--- begin ---
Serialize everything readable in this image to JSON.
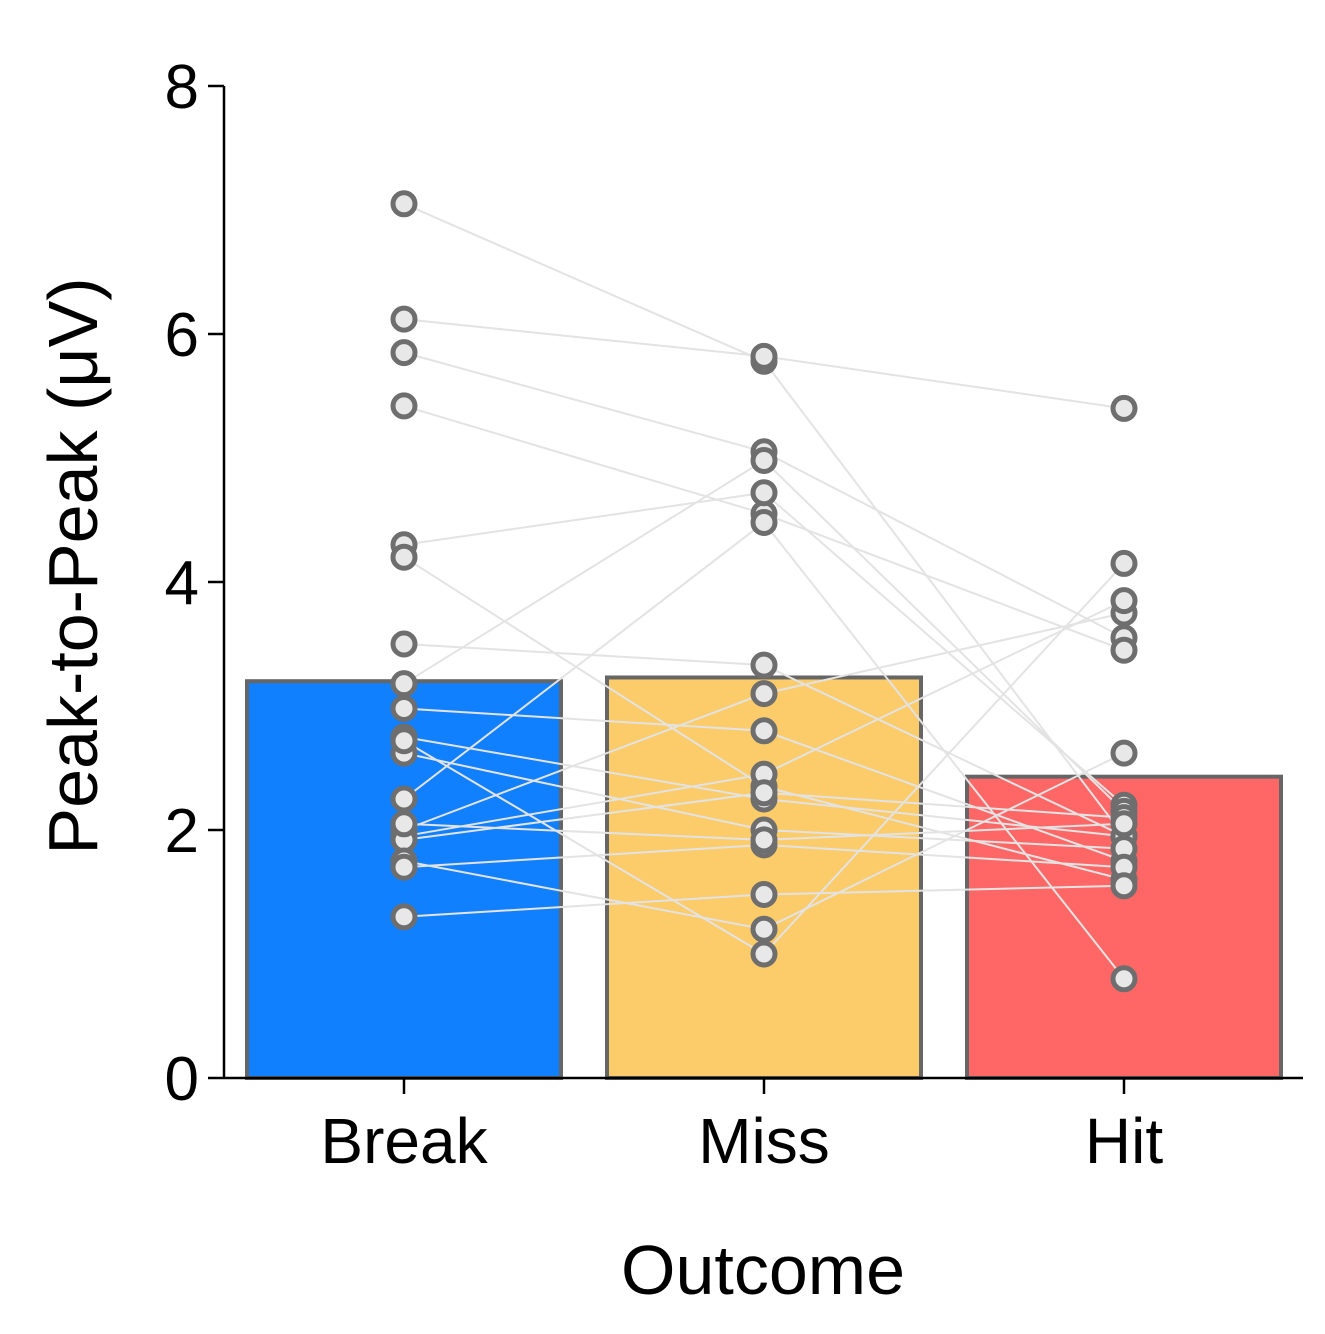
{
  "chart_data": {
    "type": "bar",
    "title": "",
    "xlabel": "Outcome",
    "ylabel": "Peak-to-Peak (μV)",
    "ylim": [
      0,
      8
    ],
    "yticks": [
      0,
      2,
      4,
      6,
      8
    ],
    "grid": false,
    "legend": "none",
    "categories": [
      "Break",
      "Miss",
      "Hit"
    ],
    "values": [
      3.2,
      3.23,
      2.43
    ],
    "bar_colors": [
      "#1080ff",
      "#fccb6a",
      "#ff6666"
    ],
    "bar_edge_color": "#666666",
    "point_edge_color": "#6e6e6e",
    "point_fill_color": "#e8e8e8",
    "line_color": "#e3e3e3",
    "subjects": [
      [
        7.05,
        5.78,
        1.95
      ],
      [
        6.12,
        5.82,
        5.4
      ],
      [
        5.85,
        5.05,
        3.55
      ],
      [
        5.42,
        4.55,
        3.45
      ],
      [
        4.3,
        4.72,
        2.2
      ],
      [
        4.2,
        2.35,
        1.6
      ],
      [
        3.5,
        3.33,
        1.95
      ],
      [
        3.18,
        4.98,
        2.15
      ],
      [
        2.98,
        2.8,
        1.75
      ],
      [
        2.75,
        2.25,
        1.95
      ],
      [
        2.62,
        2.0,
        1.85
      ],
      [
        2.25,
        4.48,
        0.8
      ],
      [
        2.0,
        3.1,
        3.75
      ],
      [
        1.95,
        2.45,
        3.85
      ],
      [
        1.92,
        2.3,
        2.1
      ],
      [
        1.75,
        1.2,
        2.62
      ],
      [
        1.7,
        1.88,
        1.7
      ],
      [
        1.3,
        1.48,
        1.55
      ],
      [
        2.72,
        1.0,
        4.15
      ],
      [
        2.05,
        1.92,
        2.05
      ]
    ]
  }
}
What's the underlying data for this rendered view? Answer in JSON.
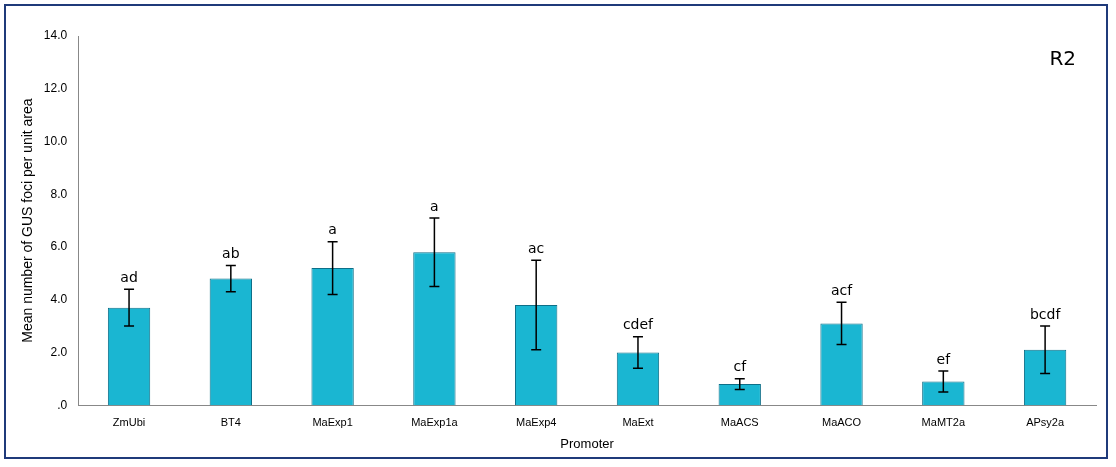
{
  "chart_data": {
    "type": "bar",
    "xlabel": "Promoter",
    "ylabel": "Mean number of GUS foci per unit area",
    "categories": [
      "ZmUbi",
      "BT4",
      "MaExp1",
      "MaExp1a",
      "MaExp4",
      "MaExt",
      "MaACS",
      "MaACO",
      "MaMT2a",
      "APsy2a"
    ],
    "values": [
      3.7,
      4.8,
      5.2,
      5.8,
      3.8,
      2.0,
      0.8,
      3.1,
      0.9,
      2.1
    ],
    "errors": [
      0.7,
      0.5,
      1.0,
      1.3,
      1.7,
      0.6,
      0.2,
      0.8,
      0.4,
      0.9
    ],
    "color": "#1ab6d2",
    "ylim": [
      0,
      14
    ],
    "yticks": [
      {
        "value": 0,
        "label": ".0"
      },
      {
        "value": 2,
        "label": "2.0"
      },
      {
        "value": 4,
        "label": "4.0"
      },
      {
        "value": 6,
        "label": "6.0"
      },
      {
        "value": 8,
        "label": "8.0"
      },
      {
        "value": 10,
        "label": "10.0"
      },
      {
        "value": 12,
        "label": "12.0"
      },
      {
        "value": 14,
        "label": "14.0"
      }
    ],
    "grid": false,
    "legend": false,
    "annotations": [
      {
        "text": "ad",
        "x": "ZmUbi",
        "y": 4.4
      },
      {
        "text": "ab",
        "x": "BT4",
        "y": 5.3
      },
      {
        "text": "a",
        "x": "MaExp1",
        "y": 6.2
      },
      {
        "text": "a",
        "x": "MaExp1a",
        "y": 7.1
      },
      {
        "text": "ac",
        "x": "MaExp4",
        "y": 5.5
      },
      {
        "text": "cdef",
        "x": "MaExt",
        "y": 2.6
      },
      {
        "text": "cf",
        "x": "MaACS",
        "y": 1.0
      },
      {
        "text": "acf",
        "x": "MaACO",
        "y": 3.9
      },
      {
        "text": "ef",
        "x": "MaMT2a",
        "y": 1.3
      },
      {
        "text": "bcdf",
        "x": "APsy2a",
        "y": 3.0
      },
      "R2"
    ]
  }
}
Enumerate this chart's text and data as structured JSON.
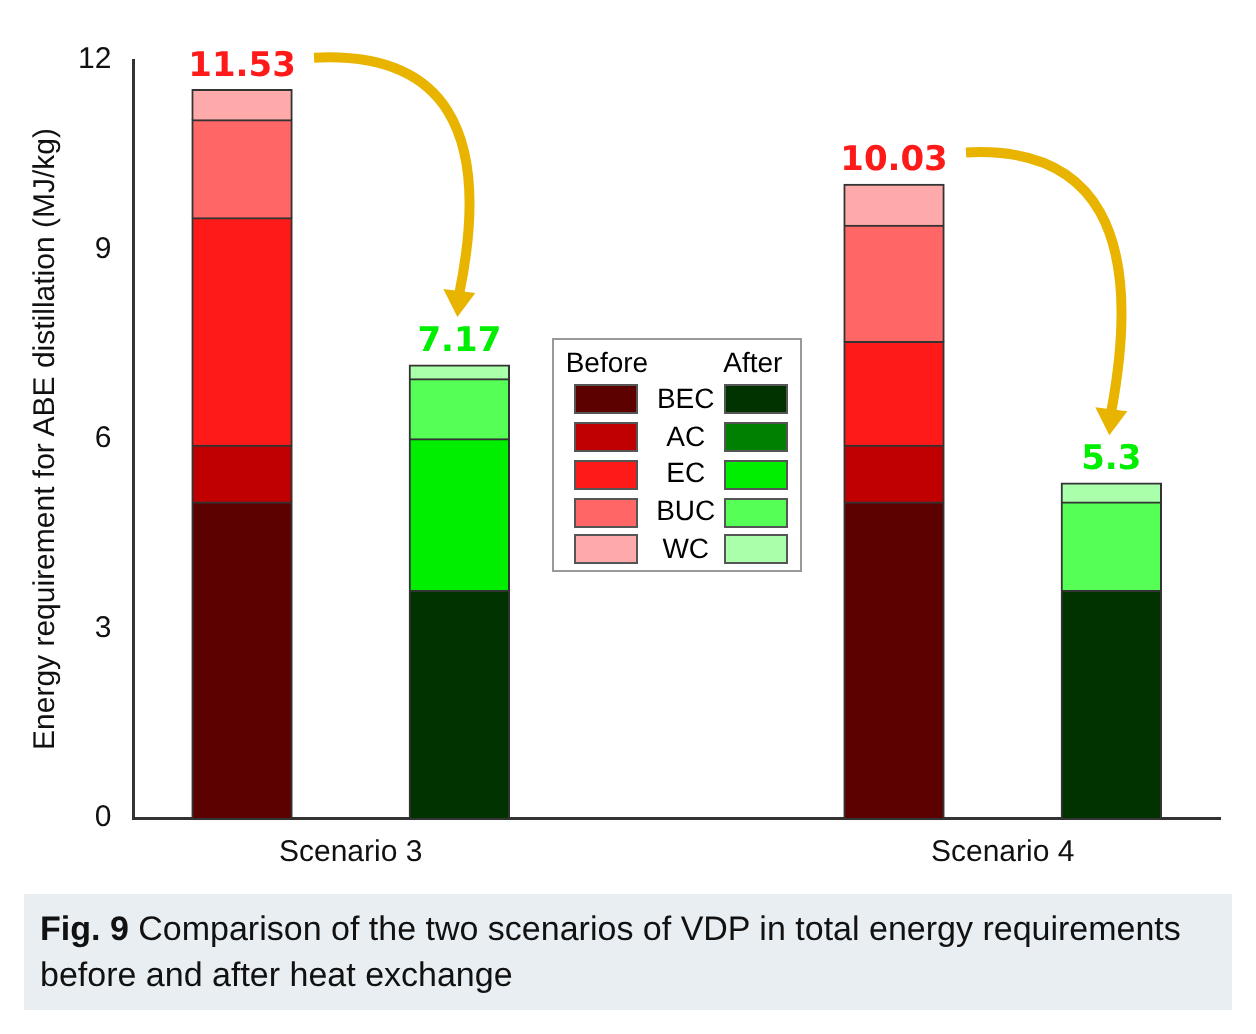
--- end ---
**TO DO**
Reproduce the whole listing exactly, but not the images in it.

**WRITTEN SOLUTION**
Serialize everything readable in this image to JSON.
{
  "chart_data": {
    "type": "bar",
    "title": "",
    "xlabel": "Outcome",
    "ylabel": "Peak-to-Peak (μV)",
    "ylim": [
      0,
      8
    ],
    "yticks": [
      0,
      2,
      4,
      6,
      8
    ],
    "grid": false,
    "legend": "none",
    "categories": [
      "Break",
      "Miss",
      "Hit"
    ],
    "values": [
      3.2,
      3.23,
      2.43
    ],
    "bar_colors": [
      "#1080ff",
      "#fccb6a",
      "#ff6666"
    ],
    "bar_edge_color": "#666666",
    "point_edge_color": "#6e6e6e",
    "point_fill_color": "#e8e8e8",
    "line_color": "#e3e3e3",
    "subjects": [
      [
        7.05,
        5.78,
        1.95
      ],
      [
        6.12,
        5.82,
        5.4
      ],
      [
        5.85,
        5.05,
        3.55
      ],
      [
        5.42,
        4.55,
        3.45
      ],
      [
        4.3,
        4.72,
        2.2
      ],
      [
        4.2,
        2.35,
        1.6
      ],
      [
        3.5,
        3.33,
        1.95
      ],
      [
        3.18,
        4.98,
        2.15
      ],
      [
        2.98,
        2.8,
        1.75
      ],
      [
        2.75,
        2.25,
        1.95
      ],
      [
        2.62,
        2.0,
        1.85
      ],
      [
        2.25,
        4.48,
        0.8
      ],
      [
        2.0,
        3.1,
        3.75
      ],
      [
        1.95,
        2.45,
        3.85
      ],
      [
        1.92,
        2.3,
        2.1
      ],
      [
        1.75,
        1.2,
        2.62
      ],
      [
        1.7,
        1.88,
        1.7
      ],
      [
        1.3,
        1.48,
        1.55
      ],
      [
        2.72,
        1.0,
        4.15
      ],
      [
        2.05,
        1.92,
        2.05
      ]
    ]
  }
}
What's the underlying data for this rendered view? Answer in JSON.
{
  "chart_data": {
    "type": "bar",
    "xlabel": "Promoter",
    "ylabel": "Mean number of GUS foci per unit area",
    "categories": [
      "ZmUbi",
      "BT4",
      "MaExp1",
      "MaExp1a",
      "MaExp4",
      "MaExt",
      "MaACS",
      "MaACO",
      "MaMT2a",
      "APsy2a"
    ],
    "values": [
      3.7,
      4.8,
      5.2,
      5.8,
      3.8,
      2.0,
      0.8,
      3.1,
      0.9,
      2.1
    ],
    "errors": [
      0.7,
      0.5,
      1.0,
      1.3,
      1.7,
      0.6,
      0.2,
      0.8,
      0.4,
      0.9
    ],
    "color": "#1ab6d2",
    "ylim": [
      0,
      14
    ],
    "yticks": [
      {
        "value": 0,
        "label": ".0"
      },
      {
        "value": 2,
        "label": "2.0"
      },
      {
        "value": 4,
        "label": "4.0"
      },
      {
        "value": 6,
        "label": "6.0"
      },
      {
        "value": 8,
        "label": "8.0"
      },
      {
        "value": 10,
        "label": "10.0"
      },
      {
        "value": 12,
        "label": "12.0"
      },
      {
        "value": 14,
        "label": "14.0"
      }
    ],
    "grid": false,
    "legend": false,
    "annotations": [
      {
        "text": "ad",
        "x": "ZmUbi",
        "y": 4.4
      },
      {
        "text": "ab",
        "x": "BT4",
        "y": 5.3
      },
      {
        "text": "a",
        "x": "MaExp1",
        "y": 6.2
      },
      {
        "text": "a",
        "x": "MaExp1a",
        "y": 7.1
      },
      {
        "text": "ac",
        "x": "MaExp4",
        "y": 5.5
      },
      {
        "text": "cdef",
        "x": "MaExt",
        "y": 2.6
      },
      {
        "text": "cf",
        "x": "MaACS",
        "y": 1.0
      },
      {
        "text": "acf",
        "x": "MaACO",
        "y": 3.9
      },
      {
        "text": "ef",
        "x": "MaMT2a",
        "y": 1.3
      },
      {
        "text": "bcdf",
        "x": "APsy2a",
        "y": 3.0
      },
      "R2"
    ]
  }
}
Enumerate this chart's text and data as structured JSON.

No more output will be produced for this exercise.